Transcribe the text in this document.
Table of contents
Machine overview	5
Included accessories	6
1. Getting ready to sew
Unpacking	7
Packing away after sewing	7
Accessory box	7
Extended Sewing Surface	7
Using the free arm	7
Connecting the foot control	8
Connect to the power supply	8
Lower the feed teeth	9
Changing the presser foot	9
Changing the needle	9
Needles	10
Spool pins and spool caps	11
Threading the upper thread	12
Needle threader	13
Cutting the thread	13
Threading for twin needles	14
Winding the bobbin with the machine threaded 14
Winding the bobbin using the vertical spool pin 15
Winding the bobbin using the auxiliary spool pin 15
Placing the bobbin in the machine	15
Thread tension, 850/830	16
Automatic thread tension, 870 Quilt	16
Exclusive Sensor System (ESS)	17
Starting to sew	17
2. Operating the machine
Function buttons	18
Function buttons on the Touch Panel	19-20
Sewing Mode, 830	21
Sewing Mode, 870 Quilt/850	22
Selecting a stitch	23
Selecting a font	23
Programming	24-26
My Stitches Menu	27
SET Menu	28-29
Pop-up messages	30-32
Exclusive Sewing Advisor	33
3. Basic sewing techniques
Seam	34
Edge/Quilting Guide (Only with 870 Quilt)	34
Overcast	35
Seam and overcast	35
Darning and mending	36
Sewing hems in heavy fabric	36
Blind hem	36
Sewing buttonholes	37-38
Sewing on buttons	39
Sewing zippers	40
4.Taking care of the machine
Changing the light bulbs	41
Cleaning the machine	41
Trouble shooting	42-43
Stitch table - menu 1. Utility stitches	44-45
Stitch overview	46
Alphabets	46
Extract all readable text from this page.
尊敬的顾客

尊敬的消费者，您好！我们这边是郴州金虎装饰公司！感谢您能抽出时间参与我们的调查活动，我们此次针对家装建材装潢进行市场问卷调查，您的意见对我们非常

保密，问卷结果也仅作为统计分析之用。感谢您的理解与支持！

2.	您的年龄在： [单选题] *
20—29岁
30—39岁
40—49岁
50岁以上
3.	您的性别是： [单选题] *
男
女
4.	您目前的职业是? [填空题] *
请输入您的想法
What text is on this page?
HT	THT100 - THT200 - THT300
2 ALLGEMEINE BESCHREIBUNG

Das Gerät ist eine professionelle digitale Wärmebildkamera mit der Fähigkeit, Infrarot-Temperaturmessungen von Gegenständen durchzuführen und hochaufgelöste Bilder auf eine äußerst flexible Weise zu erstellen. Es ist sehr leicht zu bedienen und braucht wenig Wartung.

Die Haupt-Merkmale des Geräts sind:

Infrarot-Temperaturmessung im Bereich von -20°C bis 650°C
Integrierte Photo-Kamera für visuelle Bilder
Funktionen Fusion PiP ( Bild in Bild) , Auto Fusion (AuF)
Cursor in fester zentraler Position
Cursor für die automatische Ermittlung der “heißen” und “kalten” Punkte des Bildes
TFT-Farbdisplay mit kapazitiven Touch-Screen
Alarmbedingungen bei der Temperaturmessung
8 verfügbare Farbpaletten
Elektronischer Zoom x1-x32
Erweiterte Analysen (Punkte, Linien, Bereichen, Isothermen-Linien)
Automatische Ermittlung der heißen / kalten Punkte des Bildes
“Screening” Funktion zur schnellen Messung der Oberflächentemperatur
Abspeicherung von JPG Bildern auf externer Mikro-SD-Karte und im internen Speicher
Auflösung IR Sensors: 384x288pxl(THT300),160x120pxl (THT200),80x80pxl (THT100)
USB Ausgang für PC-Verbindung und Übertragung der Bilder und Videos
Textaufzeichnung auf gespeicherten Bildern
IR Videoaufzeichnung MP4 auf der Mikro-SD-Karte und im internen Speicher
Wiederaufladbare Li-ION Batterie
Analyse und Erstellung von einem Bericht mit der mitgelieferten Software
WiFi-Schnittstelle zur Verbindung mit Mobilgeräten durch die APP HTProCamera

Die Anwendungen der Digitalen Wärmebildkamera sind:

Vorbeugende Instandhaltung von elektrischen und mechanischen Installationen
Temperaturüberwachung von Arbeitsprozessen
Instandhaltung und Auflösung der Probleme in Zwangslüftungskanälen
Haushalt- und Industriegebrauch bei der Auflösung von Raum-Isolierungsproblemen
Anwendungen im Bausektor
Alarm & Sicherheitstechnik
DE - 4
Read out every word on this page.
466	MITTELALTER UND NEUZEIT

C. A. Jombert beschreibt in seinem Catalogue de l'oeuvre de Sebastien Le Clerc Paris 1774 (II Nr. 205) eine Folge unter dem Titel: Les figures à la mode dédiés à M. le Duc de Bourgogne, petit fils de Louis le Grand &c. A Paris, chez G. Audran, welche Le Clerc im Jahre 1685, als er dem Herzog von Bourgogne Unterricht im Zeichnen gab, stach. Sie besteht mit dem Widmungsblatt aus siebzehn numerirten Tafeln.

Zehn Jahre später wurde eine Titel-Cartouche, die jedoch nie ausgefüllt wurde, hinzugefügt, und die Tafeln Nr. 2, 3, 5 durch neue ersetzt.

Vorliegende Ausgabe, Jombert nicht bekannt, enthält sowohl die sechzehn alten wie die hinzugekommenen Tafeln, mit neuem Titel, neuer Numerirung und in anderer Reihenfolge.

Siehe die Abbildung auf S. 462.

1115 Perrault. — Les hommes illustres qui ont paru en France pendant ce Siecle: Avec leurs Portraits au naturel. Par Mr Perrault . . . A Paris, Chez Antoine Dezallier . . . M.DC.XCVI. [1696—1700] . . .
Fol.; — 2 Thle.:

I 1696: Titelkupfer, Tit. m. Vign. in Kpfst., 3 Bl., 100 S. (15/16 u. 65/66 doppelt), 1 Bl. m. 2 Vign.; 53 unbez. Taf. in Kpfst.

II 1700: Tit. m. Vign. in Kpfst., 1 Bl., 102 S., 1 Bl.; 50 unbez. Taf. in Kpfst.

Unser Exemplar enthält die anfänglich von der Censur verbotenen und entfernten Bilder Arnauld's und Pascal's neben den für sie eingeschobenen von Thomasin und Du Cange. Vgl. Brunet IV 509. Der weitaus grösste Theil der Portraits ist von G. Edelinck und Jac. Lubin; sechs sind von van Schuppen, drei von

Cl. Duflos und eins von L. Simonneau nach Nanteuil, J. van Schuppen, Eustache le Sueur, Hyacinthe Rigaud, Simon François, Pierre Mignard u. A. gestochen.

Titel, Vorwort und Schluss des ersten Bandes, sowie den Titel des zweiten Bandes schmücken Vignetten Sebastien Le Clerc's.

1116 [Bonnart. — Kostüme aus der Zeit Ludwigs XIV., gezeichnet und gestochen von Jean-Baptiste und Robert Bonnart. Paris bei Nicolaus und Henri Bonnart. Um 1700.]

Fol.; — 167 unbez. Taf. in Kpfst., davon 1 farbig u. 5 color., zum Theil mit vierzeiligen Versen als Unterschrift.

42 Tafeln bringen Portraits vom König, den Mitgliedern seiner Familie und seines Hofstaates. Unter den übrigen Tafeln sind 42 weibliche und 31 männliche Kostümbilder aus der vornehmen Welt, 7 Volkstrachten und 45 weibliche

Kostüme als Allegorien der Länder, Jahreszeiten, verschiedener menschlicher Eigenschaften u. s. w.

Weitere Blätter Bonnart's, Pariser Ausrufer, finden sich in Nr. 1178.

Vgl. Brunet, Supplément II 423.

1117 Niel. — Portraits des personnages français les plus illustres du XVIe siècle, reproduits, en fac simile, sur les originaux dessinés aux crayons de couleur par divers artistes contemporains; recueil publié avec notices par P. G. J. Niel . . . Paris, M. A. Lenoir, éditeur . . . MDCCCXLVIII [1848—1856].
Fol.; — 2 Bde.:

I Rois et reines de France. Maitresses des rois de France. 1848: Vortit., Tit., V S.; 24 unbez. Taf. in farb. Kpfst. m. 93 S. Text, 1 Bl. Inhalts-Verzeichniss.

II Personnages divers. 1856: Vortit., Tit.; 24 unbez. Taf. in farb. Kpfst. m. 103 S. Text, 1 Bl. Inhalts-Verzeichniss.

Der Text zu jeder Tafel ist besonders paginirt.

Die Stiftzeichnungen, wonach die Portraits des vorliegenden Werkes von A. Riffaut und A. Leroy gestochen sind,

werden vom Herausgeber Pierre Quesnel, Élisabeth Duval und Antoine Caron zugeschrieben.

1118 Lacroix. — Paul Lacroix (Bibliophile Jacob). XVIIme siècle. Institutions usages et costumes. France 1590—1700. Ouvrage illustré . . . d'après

EXERCISE DESCRIPTION:
Find every line that holds "siècle" and copy it.

REPLY TO THE TASK:
1117 Niel. — Portraits des personnages français les plus illustres du XVIe siècle, reproduits, en fac simile, sur les originaux dessinés aux crayons de couleur par divers artistes contemporains; recueil publié avec notices par P. G. J. Niel . . . Paris, M. A. Lenoir, éditeur . . . MDCCCXLVIII [1848—1856].
1118 Lacroix. — Paul Lacroix (Bibliophile Jacob). XVIIme siècle. Institutions usages et costumes. France 1590—1700. Ouvrage illustré . . . d'après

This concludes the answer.